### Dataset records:
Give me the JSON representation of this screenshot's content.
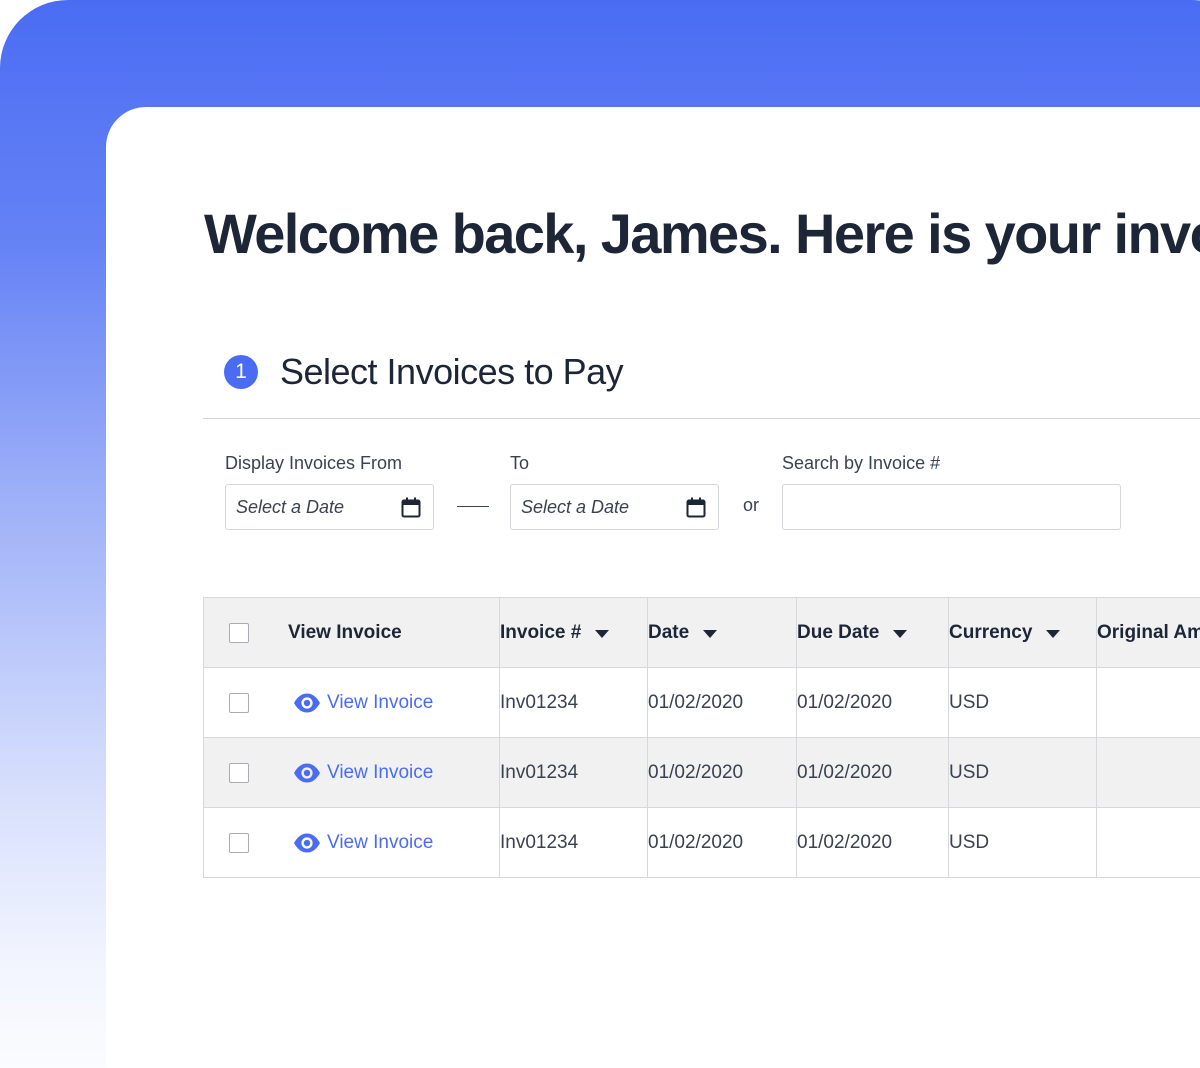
{
  "heading": "Welcome back, James. Here is your invoice",
  "step": {
    "number": "1",
    "title": "Select Invoices to Pay"
  },
  "filters": {
    "from_label": "Display Invoices From",
    "from_placeholder": "Select a Date",
    "to_label": "To",
    "to_placeholder": "Select a Date",
    "or_text": "or",
    "search_label": "Search by Invoice #",
    "search_value": ""
  },
  "table": {
    "headers": {
      "view": "View Invoice",
      "invoice": "Invoice #",
      "date": "Date",
      "due": "Due Date",
      "currency": "Currency",
      "original": "Original Amount"
    },
    "rows": [
      {
        "link": "View Invoice",
        "invoice": "Inv01234",
        "date": "01/02/2020",
        "due": "01/02/2020",
        "currency": "USD",
        "original": ""
      },
      {
        "link": "View Invoice",
        "invoice": "Inv01234",
        "date": "01/02/2020",
        "due": "01/02/2020",
        "currency": "USD",
        "original": ""
      },
      {
        "link": "View Invoice",
        "invoice": "Inv01234",
        "date": "01/02/2020",
        "due": "01/02/2020",
        "currency": "USD",
        "original": ""
      }
    ]
  },
  "colors": {
    "accent": "#4a6cf3",
    "row_alt": "#f1f1f1",
    "border": "#d6d8dc"
  },
  "icons": {
    "date_picker": "calendar-icon",
    "view": "eye-icon",
    "sort": "caret-down-icon"
  }
}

### The problem:
Scan the listing above. Collect all lines with the word "Select".

### Solution for this problem:
    "title": "Select Invoices to Pay"
    "from_placeholder": "Select a Date",
    "to_placeholder": "Select a Date",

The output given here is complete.